■ PROBLEMS ■
1/ Reproduce the passage on gas shale production from "Michigan basin" up to and including "in existing wells.".
2/ In the passage on gas shale production, which county led the nation in well drilling during 1992?

■ TEXT EXCERPT ■
#####
It appears the major challenges facing producers in the basin are to: (1) identify new undrilled areas underlain by good gas content and intensive natural fractures; (2) rigorously establish the drainage and depletion of existing (old) wells for more productive infill development; and, (3) develop improved well completion and stimulation methods to link more of the vertical pay to the wellbore.

More recent data indicate that with the lower number of better completed and more selectively placed wells, productivity for the Applachian basin gas shales has rebounded to 0.3-0.5 bcf/well for 1990 through 1994.

Michigan basin

The Antrim shale has become one of the most active gas plays in the U.S. During 1992, Otsego County, Mich., led the nation in well drilling, and total Antrim shale completions represented nearly 15% of all U.S. gas well completions as operators rushed to drill prior to tax credit expiration. Following this surge, Antrim drilling levels in 1993-94 fell to about one half the 1992 peak. In 1995, however, Antrim activity is up sharply as operators are drilling in new areas of the basin and recompleting additional zones in existing wells.
#####
■ GIVEN DATA ■

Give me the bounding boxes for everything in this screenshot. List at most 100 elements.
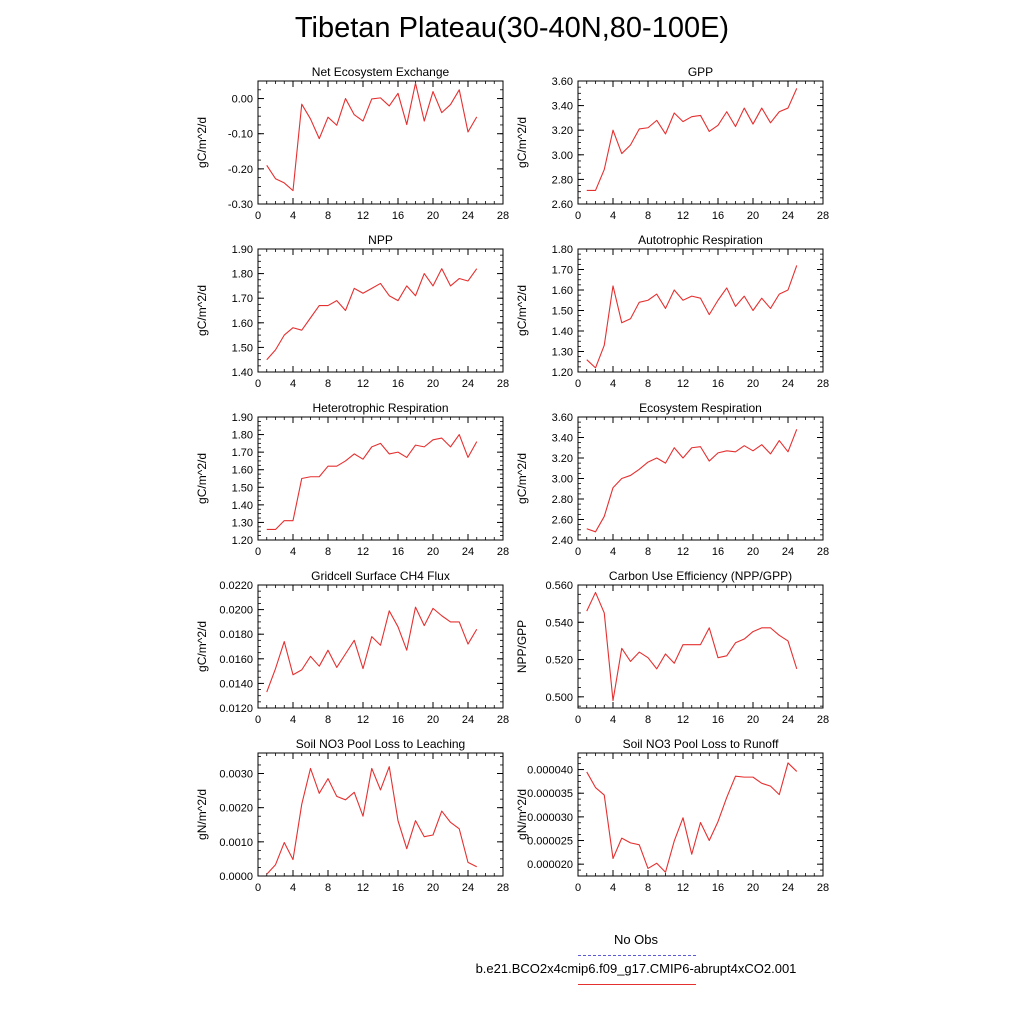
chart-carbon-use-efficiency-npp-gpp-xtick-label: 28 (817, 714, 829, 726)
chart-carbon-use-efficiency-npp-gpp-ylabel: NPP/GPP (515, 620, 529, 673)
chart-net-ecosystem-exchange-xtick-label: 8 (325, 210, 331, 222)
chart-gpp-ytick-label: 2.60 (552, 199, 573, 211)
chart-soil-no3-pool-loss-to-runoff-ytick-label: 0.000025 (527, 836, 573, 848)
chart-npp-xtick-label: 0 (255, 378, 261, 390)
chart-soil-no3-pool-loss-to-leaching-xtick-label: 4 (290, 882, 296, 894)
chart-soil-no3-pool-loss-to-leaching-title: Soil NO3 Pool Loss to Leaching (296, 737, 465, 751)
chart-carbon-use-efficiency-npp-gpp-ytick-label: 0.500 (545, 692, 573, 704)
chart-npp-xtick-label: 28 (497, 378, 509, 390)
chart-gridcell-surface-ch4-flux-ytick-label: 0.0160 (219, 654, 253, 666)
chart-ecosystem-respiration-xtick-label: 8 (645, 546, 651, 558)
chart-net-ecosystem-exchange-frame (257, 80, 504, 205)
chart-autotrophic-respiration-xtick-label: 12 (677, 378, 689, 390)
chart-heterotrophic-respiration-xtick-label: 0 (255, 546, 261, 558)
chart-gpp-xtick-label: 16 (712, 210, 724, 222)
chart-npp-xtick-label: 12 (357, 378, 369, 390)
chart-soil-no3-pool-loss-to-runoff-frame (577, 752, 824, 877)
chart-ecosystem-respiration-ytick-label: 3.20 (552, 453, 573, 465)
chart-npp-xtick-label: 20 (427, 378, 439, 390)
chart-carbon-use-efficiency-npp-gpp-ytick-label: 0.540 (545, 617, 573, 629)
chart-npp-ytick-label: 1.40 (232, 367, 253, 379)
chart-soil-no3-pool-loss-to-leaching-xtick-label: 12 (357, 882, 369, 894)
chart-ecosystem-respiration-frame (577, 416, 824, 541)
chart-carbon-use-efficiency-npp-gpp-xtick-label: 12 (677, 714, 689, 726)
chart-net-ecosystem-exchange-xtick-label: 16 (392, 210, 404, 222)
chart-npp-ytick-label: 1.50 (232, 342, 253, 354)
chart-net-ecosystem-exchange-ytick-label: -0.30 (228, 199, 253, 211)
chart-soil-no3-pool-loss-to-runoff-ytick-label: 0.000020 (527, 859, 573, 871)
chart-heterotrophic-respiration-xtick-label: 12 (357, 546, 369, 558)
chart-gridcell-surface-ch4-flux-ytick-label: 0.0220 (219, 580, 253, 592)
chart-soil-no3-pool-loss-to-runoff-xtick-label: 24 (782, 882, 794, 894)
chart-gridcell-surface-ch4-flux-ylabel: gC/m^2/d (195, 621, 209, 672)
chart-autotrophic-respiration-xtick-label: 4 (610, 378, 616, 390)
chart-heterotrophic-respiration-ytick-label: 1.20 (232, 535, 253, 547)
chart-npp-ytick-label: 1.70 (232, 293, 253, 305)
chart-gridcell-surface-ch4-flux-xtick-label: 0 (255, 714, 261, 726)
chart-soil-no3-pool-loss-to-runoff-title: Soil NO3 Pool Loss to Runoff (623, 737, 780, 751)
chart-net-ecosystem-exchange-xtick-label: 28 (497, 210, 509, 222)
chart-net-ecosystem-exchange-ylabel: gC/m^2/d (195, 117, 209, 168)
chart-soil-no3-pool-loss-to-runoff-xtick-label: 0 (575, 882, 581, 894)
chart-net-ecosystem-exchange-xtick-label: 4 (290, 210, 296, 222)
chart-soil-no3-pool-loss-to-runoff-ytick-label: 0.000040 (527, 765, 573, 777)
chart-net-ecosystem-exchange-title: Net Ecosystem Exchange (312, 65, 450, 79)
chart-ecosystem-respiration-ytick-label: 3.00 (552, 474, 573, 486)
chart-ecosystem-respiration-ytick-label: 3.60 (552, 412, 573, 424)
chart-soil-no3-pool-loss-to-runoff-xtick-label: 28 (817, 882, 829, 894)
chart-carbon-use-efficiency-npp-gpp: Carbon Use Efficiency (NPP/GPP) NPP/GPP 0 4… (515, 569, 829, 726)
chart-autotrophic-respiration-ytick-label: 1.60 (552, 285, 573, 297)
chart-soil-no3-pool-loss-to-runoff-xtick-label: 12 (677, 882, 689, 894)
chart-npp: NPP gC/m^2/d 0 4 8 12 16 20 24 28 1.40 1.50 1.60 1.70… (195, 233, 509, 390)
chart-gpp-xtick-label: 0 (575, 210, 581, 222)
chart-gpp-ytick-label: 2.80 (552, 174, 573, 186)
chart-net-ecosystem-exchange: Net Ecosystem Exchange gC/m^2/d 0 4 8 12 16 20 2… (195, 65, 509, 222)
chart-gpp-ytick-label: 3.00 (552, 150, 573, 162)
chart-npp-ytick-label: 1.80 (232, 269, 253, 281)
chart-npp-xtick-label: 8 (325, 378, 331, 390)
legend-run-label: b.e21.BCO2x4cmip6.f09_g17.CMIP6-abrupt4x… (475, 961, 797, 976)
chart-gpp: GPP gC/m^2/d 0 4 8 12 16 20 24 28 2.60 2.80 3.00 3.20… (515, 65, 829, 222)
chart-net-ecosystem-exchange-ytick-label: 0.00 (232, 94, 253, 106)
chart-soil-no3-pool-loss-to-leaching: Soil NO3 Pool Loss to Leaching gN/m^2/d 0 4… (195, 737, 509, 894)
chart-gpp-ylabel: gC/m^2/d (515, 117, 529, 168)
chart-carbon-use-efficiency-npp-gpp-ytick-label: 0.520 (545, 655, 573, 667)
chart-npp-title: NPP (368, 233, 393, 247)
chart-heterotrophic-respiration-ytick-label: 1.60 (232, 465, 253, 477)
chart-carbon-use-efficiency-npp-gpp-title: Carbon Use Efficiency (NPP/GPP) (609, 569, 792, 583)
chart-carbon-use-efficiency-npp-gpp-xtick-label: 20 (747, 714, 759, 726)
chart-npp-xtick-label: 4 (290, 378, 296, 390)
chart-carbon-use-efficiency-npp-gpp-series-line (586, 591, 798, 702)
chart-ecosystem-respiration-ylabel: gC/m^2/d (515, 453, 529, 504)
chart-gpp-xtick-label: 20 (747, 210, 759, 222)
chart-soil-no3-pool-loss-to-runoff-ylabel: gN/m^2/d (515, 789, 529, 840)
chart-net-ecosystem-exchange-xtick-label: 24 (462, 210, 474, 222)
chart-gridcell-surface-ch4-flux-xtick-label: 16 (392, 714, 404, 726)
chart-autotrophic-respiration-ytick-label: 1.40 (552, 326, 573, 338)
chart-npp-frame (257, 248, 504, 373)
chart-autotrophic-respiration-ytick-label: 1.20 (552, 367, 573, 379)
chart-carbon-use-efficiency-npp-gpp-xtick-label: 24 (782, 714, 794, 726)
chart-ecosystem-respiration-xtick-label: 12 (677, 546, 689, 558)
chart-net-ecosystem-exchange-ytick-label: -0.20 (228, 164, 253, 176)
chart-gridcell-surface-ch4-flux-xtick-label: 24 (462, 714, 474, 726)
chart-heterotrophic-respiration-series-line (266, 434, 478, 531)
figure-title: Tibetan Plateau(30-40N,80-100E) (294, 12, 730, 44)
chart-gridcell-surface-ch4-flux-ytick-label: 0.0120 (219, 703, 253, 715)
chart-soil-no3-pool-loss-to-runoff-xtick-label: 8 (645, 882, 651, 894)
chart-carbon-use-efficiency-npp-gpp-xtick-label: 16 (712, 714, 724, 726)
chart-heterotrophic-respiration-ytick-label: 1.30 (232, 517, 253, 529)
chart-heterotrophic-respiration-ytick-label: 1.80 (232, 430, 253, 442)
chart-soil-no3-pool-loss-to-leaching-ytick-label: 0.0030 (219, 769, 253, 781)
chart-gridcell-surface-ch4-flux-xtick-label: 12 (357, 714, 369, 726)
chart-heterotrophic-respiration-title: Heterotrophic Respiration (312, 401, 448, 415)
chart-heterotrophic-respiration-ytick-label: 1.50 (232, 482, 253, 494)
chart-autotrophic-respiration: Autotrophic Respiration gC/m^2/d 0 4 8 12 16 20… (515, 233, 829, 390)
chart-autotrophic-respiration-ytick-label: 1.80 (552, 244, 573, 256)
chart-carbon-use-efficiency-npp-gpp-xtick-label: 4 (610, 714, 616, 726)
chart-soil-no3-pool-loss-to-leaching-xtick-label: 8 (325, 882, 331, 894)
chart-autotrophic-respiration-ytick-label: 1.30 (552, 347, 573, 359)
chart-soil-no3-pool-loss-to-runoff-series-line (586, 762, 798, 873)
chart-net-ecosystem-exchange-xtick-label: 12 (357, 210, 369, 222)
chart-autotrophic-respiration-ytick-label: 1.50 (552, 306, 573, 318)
#####
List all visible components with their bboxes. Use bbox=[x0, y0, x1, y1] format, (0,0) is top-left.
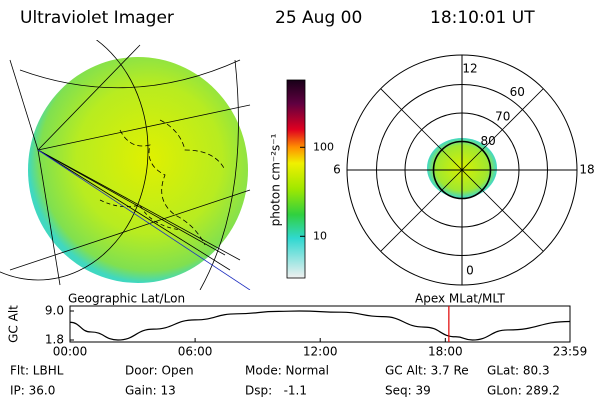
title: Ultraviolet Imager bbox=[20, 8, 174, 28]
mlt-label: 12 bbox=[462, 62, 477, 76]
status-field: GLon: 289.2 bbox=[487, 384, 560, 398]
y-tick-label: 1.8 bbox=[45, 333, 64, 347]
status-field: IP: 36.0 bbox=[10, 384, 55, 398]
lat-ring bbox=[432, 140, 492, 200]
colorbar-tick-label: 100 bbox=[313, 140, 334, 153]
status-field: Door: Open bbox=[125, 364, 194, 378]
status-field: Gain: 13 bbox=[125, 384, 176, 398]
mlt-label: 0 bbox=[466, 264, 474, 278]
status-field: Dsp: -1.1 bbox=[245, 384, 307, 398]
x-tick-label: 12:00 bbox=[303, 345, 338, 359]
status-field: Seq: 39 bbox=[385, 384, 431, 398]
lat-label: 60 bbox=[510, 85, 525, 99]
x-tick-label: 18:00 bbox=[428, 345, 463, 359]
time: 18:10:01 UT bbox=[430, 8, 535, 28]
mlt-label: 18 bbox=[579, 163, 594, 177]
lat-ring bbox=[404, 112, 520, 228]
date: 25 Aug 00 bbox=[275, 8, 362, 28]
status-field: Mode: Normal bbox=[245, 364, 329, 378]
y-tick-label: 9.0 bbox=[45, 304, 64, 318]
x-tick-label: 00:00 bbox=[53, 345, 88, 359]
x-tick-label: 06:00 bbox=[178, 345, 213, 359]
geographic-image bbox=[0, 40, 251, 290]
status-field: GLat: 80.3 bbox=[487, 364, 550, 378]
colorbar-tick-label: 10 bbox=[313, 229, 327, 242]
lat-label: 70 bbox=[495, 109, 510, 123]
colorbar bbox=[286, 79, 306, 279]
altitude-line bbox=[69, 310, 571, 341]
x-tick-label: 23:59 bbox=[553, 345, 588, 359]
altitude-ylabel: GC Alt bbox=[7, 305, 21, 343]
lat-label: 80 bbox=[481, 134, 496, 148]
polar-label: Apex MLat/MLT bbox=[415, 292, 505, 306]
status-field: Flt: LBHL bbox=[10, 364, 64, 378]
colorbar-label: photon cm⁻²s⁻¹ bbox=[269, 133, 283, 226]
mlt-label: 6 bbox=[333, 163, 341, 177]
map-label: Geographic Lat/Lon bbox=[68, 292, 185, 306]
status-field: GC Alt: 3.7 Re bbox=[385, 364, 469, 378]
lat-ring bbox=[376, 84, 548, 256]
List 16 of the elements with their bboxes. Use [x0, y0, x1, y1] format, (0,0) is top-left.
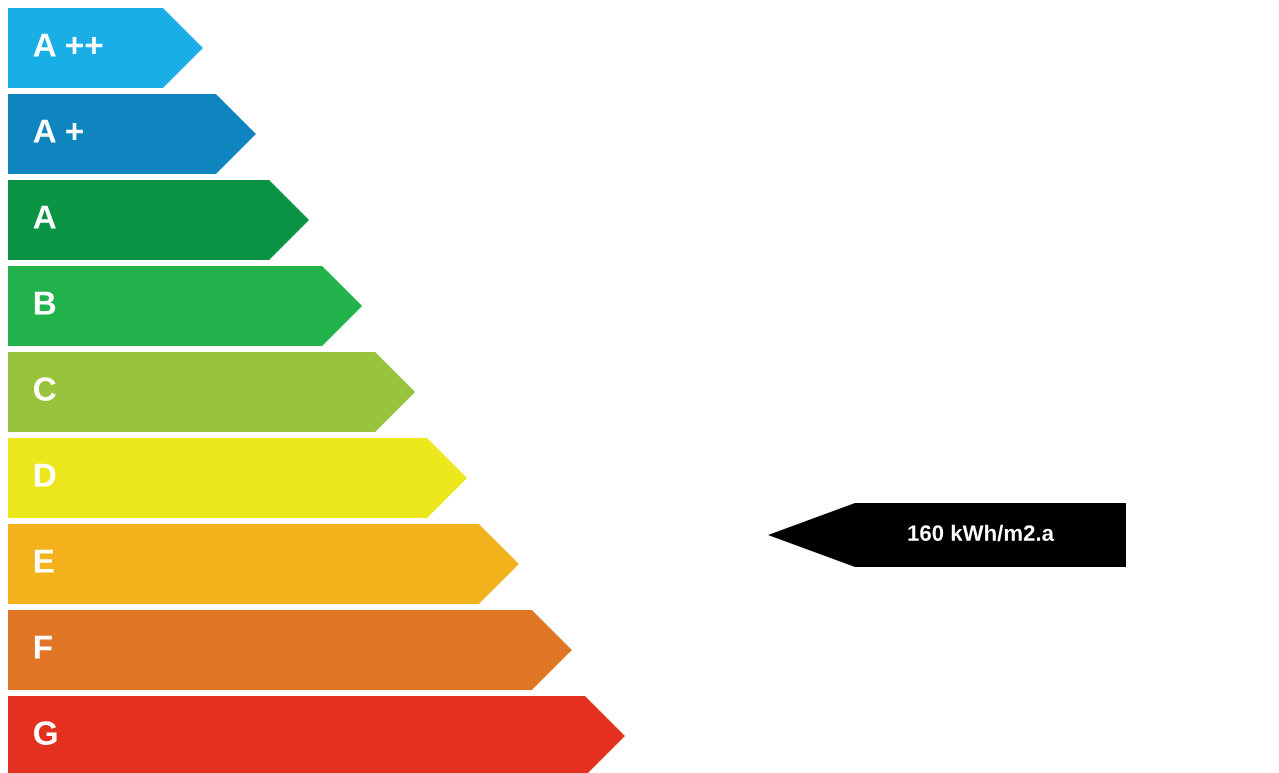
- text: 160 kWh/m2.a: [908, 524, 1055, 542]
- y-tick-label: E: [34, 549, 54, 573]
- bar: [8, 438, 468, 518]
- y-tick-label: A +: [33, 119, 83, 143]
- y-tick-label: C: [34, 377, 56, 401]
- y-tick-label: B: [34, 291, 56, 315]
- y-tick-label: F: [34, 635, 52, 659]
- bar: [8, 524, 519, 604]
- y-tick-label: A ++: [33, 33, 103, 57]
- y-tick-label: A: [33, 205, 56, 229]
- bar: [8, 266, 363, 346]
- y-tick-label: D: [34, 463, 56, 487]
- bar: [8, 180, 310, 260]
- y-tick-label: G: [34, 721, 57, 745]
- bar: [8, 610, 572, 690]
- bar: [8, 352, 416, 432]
#####
■ RESPONSES FOR EACH TASK ■
1/
Michigan basin

The Antrim shale has become one of the most active gas plays in the U.S. During 1992, Otsego County, Mich., led the nation in well drilling, and total Antrim shale completions represented nearly 15% of all U.S. gas well completions as operators rushed to drill prior to tax credit expiration. Following this surge, Antrim drilling levels in 1993-94 fell to about one half the 1992 peak. In 1995, however, Antrim activity is up sharply as operators are drilling in new areas of the basin and recompleting additional zones in existing wells.

2/ Otsego County, Mich.